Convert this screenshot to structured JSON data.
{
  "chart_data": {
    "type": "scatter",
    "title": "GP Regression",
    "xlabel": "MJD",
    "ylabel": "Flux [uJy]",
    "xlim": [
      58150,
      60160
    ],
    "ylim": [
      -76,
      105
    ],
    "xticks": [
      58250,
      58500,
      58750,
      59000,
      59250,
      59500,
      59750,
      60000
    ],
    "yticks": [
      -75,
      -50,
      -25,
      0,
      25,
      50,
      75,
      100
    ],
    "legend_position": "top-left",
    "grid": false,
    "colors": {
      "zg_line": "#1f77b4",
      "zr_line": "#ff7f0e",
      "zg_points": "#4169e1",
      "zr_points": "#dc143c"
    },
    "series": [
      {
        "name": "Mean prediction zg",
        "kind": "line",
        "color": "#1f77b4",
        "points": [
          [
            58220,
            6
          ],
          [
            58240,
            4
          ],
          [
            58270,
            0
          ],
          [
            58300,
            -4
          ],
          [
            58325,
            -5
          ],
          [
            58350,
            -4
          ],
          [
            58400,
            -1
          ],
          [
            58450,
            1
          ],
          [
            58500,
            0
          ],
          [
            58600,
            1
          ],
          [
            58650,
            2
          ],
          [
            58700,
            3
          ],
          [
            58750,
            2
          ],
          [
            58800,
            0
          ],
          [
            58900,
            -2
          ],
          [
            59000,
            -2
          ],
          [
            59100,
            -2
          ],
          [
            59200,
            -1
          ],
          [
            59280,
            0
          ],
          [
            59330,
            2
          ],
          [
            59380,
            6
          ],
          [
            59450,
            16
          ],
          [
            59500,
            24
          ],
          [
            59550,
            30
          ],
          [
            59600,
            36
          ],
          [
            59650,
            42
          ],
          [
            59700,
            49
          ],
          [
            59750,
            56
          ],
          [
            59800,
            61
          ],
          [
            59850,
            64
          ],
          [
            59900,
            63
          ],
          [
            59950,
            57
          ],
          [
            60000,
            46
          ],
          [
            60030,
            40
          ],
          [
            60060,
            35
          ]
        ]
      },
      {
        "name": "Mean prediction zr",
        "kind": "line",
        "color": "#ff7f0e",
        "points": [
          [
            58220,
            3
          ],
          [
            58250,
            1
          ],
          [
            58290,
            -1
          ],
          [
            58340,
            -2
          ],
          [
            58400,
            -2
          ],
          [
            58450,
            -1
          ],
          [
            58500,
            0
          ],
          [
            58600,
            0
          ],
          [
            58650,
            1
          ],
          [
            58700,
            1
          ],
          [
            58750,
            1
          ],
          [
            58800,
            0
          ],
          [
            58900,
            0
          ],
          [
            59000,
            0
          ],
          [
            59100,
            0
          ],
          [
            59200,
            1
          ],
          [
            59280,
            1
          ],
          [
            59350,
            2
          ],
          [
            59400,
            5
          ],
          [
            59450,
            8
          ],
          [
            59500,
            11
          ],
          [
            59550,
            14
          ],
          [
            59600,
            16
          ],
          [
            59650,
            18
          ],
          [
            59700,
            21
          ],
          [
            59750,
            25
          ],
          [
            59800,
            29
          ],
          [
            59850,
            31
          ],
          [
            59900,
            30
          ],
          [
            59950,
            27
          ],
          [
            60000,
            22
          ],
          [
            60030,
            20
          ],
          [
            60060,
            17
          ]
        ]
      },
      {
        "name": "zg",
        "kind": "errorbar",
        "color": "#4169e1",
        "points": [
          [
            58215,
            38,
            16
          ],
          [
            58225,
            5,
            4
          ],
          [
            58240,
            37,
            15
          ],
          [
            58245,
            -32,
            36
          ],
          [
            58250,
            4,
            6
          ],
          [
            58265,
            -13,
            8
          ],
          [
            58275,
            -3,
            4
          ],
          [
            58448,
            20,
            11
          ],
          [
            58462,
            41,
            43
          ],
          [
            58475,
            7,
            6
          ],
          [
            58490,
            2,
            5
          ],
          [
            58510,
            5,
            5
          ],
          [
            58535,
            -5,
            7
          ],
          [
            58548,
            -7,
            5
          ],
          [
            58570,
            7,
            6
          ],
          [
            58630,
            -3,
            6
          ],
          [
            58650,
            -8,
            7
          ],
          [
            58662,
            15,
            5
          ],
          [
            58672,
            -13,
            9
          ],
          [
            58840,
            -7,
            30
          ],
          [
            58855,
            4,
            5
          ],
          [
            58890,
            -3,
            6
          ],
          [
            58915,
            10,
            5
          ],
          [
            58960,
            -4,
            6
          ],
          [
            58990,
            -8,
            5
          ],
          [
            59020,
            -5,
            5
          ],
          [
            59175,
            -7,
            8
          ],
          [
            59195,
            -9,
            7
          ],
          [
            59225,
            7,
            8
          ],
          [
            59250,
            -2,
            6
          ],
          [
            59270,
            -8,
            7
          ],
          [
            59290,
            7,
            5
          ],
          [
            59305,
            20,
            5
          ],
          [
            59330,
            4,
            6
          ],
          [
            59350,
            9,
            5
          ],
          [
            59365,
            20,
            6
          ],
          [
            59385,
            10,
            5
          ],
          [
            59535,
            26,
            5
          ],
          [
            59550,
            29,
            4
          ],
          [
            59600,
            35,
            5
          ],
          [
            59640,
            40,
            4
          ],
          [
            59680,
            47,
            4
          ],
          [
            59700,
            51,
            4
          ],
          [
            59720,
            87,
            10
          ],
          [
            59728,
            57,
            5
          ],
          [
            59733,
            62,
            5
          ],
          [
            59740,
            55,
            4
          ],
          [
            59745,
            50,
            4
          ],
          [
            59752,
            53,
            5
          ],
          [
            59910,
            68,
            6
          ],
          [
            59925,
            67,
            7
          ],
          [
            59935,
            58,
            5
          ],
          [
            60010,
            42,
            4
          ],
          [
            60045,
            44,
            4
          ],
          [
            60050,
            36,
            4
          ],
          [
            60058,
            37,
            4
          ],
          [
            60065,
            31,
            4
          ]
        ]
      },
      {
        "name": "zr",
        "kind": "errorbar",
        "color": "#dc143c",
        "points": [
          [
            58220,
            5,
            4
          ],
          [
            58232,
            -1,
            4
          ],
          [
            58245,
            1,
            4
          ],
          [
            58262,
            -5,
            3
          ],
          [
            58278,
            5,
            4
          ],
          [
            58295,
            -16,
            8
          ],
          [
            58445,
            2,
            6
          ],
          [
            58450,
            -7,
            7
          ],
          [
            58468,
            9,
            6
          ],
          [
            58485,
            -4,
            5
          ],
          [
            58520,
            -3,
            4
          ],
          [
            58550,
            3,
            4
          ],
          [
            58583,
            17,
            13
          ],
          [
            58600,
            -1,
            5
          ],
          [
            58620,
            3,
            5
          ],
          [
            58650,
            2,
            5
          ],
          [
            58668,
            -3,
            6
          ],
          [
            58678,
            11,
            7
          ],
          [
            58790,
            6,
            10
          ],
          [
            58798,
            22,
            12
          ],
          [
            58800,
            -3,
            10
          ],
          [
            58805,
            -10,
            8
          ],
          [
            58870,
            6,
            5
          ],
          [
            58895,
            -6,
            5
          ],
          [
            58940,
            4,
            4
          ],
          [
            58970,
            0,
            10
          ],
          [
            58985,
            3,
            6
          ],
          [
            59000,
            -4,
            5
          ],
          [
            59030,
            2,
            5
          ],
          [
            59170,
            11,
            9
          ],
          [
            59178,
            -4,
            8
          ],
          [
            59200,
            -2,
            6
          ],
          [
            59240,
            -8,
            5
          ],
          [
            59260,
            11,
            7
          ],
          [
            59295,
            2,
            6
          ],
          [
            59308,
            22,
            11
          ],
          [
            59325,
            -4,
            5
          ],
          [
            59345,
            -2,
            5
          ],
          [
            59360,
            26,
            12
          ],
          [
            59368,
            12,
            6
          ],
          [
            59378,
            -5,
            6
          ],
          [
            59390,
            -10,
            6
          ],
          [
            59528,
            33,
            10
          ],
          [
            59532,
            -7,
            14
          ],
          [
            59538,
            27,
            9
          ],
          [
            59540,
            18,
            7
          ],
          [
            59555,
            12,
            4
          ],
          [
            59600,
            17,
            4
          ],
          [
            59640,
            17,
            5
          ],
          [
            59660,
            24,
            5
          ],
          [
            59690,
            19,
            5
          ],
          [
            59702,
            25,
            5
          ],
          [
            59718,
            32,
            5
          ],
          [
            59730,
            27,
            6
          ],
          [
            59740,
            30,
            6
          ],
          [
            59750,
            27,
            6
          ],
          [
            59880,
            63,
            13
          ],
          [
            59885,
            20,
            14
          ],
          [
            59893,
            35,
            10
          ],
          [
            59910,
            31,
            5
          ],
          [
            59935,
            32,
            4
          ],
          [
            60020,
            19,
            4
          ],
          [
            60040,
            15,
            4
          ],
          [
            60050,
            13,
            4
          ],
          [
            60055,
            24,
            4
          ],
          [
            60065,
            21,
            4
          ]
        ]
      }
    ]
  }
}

****************************************

[The task]:
Scan the material and collect every line that contains "Mean".

[Output]:
        "name": "Mean prediction zg",
        "name": "Mean prediction zr",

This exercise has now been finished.